Check each line of the listing below for the string "образований", and give only how many lines hold it.

================

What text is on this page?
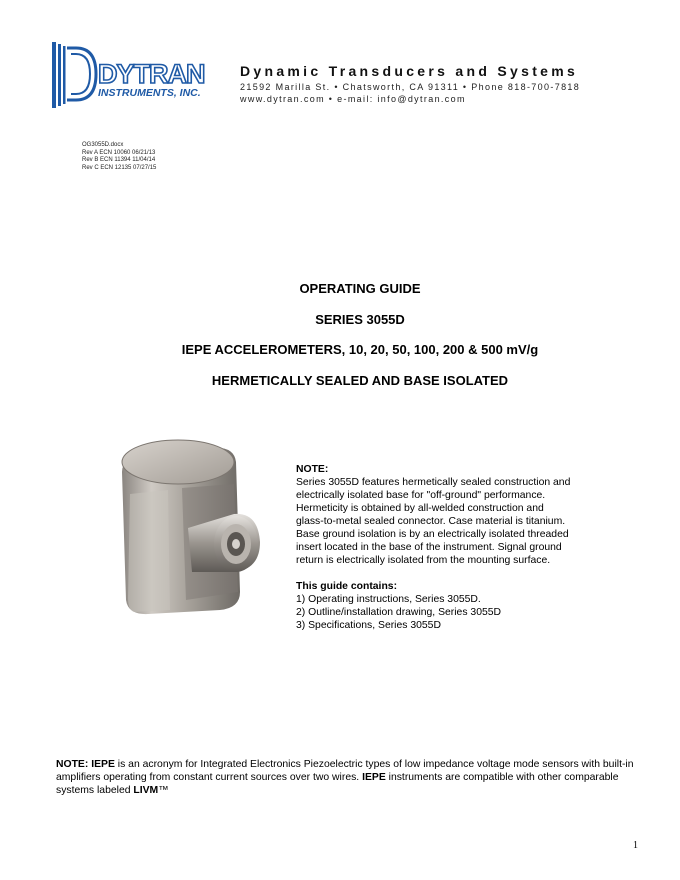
DYTRAN
INSTRUMENTS, INC.
Dynamic Transducers and Systems
21592 Marilla St. • Chatsworth, CA 91311 • Phone 818-700-7818
www.dytran.com • e-mail: info@dytran.com
OG3055D.docx
Rev A ECN 10060 06/21/13
Rev B ECN 11394 11/04/14
Rev C ECN 12135 07/27/15
OPERATING GUIDE
SERIES 3055D
IEPE ACCELEROMETERS, 10, 20, 50, 100, 200 & 500 mV/g
HERMETICALLY SEALED AND BASE ISOLATED
NOTE:
Series 3055D features hermetically sealed construction and
electrically isolated base for "off-ground" performance.
Hermeticity is obtained by all-welded construction and
glass-to-metal sealed connector. Case material is titanium.
Base ground isolation is by an electrically isolated threaded
insert located in the base of the instrument. Signal ground
return is electrically isolated from the mounting surface.
This guide contains:
1) Operating instructions, Series 3055D.
2) Outline/installation drawing, Series 3055D
3) Specifications, Series 3055D
NOTE: IEPE is an acronym for Integrated Electronics Piezoelectric types of low impedance voltage mode sensors with built-in amplifiers operating from constant current sources over two wires. IEPE instruments are compatible with other comparable systems labeled LIVM™
1
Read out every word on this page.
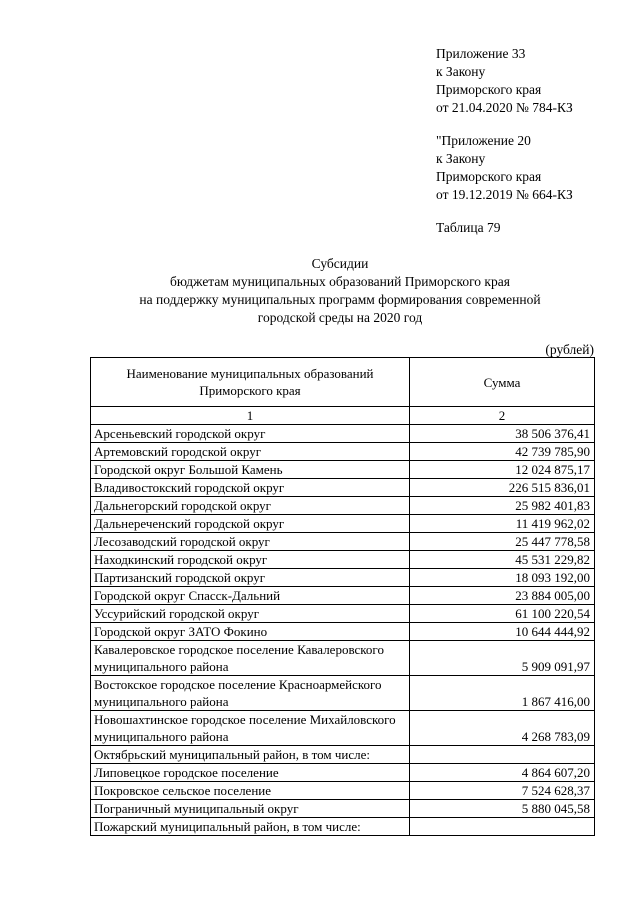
Приложение 33
к Закону
Приморского края
от 21.04.2020 № 784-КЗ
"Приложение 20
к Закону
Приморского края
от 19.12.2019 № 664-КЗ
Таблица 79
Субсидии
бюджетам муниципальных образований Приморского края
на поддержку муниципальных программ формирования современной
городской среды на 2020 год
(рублей)
Наименование муниципальных образований Приморского края	Сумма
1	2
Арсеньевский городской округ	38 506 376,41
Артемовский городской округ	42 739 785,90
Городской округ Большой Камень	12 024 875,17
Владивостокский городской округ	226 515 836,01
Дальнегорский городской округ	25 982 401,83
Дальнереченский городской округ	11 419 962,02
Лесозаводский городской округ	25 447 778,58
Находкинский городской округ	45 531 229,82
Партизанский городской округ	18 093 192,00
Городской округ Спасск-Дальний	23 884 005,00
Уссурийский городской округ	61 100 220,54
Городской округ ЗАТО Фокино	10 644 444,92
Кавалеровское городское поселение Кавалеровского муниципального района	5 909 091,97
Востокское городское поселение Красноармейского муниципального района	1 867 416,00
Новошахтинское городское поселение Михайловского муниципального района	4 268 783,09
Октябрьский муниципальный район, в том числе:	
Липовецкое городское поселение	4 864 607,20
Покровское сельское поселение	7 524 628,37
Пограничный муниципальный округ	5 880 045,58
Пожарский муниципальный район, в том числе:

================

Finished task — 2